[Dataset excerpt]

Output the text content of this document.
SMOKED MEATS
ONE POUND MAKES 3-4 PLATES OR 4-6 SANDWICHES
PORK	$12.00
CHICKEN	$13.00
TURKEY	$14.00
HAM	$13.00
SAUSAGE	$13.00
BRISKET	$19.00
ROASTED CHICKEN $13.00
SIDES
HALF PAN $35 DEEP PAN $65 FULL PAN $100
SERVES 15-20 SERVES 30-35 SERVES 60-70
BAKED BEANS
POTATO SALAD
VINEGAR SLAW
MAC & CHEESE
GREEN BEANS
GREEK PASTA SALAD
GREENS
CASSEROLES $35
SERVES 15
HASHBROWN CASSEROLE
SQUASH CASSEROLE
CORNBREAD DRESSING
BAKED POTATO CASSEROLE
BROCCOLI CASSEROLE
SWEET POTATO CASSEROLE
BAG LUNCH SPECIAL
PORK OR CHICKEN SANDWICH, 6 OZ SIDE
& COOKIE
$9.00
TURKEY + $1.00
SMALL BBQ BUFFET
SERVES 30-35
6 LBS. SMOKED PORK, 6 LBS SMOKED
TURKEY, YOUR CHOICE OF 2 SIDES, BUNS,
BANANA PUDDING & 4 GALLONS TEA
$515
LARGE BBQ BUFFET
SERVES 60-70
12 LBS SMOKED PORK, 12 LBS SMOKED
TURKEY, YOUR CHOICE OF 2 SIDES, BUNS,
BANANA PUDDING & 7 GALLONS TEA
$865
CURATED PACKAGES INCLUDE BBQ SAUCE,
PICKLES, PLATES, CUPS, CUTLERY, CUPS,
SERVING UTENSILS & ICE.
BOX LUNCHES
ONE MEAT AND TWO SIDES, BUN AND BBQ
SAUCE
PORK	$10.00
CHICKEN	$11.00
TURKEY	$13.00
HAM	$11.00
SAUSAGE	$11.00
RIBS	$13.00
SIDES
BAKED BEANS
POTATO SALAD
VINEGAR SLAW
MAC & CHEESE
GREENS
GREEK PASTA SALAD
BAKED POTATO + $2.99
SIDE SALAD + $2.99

**Task statement**
Say how many lines hold the word "BAKED", giving the number and nothing else.

**Solution for this problem**
4